- GOAL OF THE EXERCISE
Will you print the material below without altering a single character?

- EXERCISE MATERIAL
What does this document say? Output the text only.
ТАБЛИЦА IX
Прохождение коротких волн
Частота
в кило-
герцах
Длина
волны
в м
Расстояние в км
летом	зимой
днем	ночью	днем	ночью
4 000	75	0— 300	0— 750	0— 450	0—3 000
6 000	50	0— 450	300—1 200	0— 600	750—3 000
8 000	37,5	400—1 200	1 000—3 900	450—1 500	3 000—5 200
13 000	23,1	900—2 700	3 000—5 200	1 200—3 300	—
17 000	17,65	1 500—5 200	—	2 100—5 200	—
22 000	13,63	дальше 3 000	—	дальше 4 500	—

- EXERCISE ANSWER
What does this document say? Output the text only.
ТАБЛИЦА IX
Прохождение коротких волн
Частота
в кило-
герцах
Длина
волны
в м
Расстояние в км
летом	зимой
днем	ночью	днем	ночью
4 000	75	0— 300	0— 750	0— 450	0—3 000
6 000	50	0— 450	300—1 200	0— 600	750—3 000
8 000	37,5	400—1 200	1 000—3 900	450—1 500	3 000—5 200
13 000	23,1	900—2 700	3 000—5 200	1 200—3 300	—
17 000	17,65	1 500—5 200	—	2 100—5 200	—
22 000	13,63	дальше 3 000	—	дальше 4 500	—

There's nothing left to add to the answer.